▶ **DATA**:
++++++++

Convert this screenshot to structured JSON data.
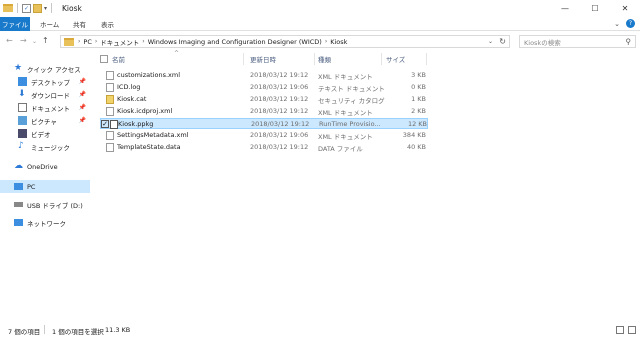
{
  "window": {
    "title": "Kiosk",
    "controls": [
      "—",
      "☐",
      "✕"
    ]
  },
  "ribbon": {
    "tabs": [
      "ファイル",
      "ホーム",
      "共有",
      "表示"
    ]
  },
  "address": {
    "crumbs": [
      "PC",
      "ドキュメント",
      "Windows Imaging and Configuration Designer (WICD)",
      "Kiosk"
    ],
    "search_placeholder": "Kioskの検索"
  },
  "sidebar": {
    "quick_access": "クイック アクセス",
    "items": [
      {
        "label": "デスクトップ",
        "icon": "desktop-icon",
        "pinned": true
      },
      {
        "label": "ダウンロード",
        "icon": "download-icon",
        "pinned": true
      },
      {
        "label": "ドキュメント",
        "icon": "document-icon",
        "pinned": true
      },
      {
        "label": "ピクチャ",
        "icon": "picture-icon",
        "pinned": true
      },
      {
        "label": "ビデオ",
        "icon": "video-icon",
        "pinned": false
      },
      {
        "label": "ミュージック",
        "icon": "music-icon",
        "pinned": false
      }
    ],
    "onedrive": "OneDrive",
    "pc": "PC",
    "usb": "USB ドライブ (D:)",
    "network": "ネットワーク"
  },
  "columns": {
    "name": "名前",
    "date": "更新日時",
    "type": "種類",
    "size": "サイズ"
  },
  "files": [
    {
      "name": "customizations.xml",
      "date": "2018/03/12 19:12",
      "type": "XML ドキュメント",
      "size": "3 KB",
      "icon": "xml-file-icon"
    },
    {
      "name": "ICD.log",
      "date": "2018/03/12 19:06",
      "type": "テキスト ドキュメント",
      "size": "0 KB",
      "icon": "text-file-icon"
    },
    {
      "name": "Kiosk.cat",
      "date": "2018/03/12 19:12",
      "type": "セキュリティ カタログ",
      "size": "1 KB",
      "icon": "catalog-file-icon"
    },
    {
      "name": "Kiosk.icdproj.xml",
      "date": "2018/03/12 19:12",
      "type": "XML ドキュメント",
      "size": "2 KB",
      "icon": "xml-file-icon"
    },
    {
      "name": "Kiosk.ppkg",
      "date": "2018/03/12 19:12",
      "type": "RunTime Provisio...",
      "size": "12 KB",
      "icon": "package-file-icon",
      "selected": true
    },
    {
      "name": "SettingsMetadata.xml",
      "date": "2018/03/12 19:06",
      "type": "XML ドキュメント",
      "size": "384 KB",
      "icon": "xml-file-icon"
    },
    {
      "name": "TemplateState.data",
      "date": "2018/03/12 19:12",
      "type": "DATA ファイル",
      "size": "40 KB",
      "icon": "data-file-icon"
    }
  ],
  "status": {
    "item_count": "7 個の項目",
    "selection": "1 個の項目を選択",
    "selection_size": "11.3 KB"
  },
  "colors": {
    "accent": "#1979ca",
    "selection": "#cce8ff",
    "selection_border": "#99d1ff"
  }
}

++++++++

▶ **TASK DESCRIPTION**: From the data above, copy each line that has the string "name".

▶ **THE SOLUTION**:
    "name": "名前",
      "name": "customizations.xml",
      "name": "ICD.log",
      "name": "Kiosk.cat",
      "name": "Kiosk.icdproj.xml",
      "name": "Kiosk.ppkg",
      "name": "SettingsMetadata.xml",
      "name": "TemplateState.data",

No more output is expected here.